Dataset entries
--------------------------------------------------

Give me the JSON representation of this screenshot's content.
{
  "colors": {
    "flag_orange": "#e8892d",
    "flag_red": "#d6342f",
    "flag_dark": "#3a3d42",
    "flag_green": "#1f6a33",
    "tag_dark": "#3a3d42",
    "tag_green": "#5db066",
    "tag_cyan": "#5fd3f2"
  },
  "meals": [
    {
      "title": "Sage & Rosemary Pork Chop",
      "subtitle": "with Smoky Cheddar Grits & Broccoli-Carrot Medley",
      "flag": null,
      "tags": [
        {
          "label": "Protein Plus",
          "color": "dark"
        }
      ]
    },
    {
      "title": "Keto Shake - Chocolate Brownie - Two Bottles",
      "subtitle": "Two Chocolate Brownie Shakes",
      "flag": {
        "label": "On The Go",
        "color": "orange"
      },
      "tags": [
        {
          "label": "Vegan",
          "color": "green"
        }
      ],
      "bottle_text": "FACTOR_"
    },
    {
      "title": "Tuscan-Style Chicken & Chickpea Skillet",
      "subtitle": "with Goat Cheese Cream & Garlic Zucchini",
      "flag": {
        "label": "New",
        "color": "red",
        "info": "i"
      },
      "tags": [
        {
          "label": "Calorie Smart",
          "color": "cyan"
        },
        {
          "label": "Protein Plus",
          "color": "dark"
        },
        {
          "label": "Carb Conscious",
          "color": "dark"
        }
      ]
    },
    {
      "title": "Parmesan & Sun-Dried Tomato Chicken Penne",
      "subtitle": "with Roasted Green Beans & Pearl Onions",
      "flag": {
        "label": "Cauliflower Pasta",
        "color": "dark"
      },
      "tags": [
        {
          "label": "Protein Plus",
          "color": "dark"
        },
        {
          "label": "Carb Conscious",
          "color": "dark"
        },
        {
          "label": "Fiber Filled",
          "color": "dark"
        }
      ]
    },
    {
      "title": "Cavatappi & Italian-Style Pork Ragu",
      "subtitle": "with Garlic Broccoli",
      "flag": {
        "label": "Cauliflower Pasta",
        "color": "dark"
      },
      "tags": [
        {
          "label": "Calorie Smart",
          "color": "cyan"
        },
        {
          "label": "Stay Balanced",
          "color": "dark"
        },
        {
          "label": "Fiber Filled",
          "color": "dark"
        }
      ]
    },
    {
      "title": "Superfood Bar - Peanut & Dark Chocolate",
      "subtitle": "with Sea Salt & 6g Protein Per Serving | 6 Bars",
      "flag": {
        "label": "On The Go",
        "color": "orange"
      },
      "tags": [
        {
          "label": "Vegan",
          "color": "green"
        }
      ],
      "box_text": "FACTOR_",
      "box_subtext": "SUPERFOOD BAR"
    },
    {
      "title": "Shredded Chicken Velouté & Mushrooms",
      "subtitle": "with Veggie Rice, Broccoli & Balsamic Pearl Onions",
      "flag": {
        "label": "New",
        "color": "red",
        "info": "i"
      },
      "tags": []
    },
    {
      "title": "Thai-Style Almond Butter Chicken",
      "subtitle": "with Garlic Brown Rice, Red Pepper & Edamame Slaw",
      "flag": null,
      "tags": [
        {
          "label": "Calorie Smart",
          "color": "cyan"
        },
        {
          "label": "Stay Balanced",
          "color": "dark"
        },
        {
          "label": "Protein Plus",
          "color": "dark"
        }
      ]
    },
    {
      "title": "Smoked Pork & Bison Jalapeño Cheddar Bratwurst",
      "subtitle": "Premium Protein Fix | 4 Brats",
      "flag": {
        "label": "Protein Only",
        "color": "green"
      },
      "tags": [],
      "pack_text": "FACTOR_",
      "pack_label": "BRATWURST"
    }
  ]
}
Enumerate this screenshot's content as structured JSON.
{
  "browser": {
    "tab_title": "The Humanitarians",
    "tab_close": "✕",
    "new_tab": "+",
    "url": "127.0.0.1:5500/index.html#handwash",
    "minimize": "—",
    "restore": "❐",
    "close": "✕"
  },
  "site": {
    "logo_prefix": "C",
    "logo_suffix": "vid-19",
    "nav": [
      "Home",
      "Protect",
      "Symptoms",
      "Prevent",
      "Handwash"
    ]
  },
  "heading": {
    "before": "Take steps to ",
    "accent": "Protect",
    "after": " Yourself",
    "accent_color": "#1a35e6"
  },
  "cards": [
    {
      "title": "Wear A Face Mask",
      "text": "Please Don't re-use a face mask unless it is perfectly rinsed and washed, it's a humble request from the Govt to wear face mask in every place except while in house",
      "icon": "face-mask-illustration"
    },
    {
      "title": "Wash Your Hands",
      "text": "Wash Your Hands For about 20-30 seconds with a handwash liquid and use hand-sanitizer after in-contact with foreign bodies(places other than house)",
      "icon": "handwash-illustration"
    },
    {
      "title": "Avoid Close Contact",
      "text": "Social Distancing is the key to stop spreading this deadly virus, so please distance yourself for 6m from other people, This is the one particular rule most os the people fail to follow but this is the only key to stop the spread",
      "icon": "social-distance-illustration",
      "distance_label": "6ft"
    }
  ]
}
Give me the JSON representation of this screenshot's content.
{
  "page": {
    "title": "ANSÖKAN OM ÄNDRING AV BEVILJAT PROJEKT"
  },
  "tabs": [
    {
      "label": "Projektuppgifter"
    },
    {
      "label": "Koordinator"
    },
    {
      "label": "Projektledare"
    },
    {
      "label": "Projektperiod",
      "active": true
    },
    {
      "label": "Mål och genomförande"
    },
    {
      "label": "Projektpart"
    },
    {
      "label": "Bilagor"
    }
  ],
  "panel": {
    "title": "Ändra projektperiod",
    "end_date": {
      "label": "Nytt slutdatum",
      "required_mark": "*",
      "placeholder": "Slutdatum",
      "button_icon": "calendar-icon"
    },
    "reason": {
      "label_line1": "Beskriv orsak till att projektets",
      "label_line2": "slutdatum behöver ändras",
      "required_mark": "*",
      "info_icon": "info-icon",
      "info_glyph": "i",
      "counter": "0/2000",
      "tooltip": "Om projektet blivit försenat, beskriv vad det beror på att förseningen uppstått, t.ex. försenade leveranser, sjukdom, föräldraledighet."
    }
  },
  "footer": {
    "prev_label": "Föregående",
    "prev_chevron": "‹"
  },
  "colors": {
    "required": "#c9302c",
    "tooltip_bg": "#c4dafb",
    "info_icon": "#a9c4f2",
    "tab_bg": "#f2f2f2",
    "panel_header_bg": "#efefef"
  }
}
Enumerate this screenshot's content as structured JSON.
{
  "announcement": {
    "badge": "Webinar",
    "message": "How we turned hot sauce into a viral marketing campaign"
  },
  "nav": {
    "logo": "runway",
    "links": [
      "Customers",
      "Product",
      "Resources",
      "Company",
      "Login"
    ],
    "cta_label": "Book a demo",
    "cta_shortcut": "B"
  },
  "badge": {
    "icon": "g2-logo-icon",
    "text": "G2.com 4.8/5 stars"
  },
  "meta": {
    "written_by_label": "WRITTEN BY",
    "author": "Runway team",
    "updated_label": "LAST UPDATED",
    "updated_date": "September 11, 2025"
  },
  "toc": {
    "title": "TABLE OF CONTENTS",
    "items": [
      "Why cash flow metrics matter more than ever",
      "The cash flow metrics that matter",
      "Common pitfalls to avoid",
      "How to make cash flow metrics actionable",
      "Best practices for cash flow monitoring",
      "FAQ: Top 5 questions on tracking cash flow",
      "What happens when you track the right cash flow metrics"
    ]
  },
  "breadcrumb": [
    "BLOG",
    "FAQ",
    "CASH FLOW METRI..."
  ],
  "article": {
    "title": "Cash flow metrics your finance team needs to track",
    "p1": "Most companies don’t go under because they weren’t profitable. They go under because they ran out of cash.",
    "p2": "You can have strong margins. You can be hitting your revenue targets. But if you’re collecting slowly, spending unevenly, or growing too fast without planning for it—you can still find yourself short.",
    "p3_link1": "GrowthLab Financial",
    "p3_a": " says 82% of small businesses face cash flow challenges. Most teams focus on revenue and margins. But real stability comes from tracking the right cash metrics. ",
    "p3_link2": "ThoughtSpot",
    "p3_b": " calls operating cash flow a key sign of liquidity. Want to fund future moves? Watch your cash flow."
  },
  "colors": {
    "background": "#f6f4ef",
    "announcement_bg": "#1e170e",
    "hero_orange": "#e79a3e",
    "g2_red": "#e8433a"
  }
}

--------------------------------------------------

■ Work instructions:
Find every line in the records that has the word "right". Then report the count alone.

■ Written answer:
2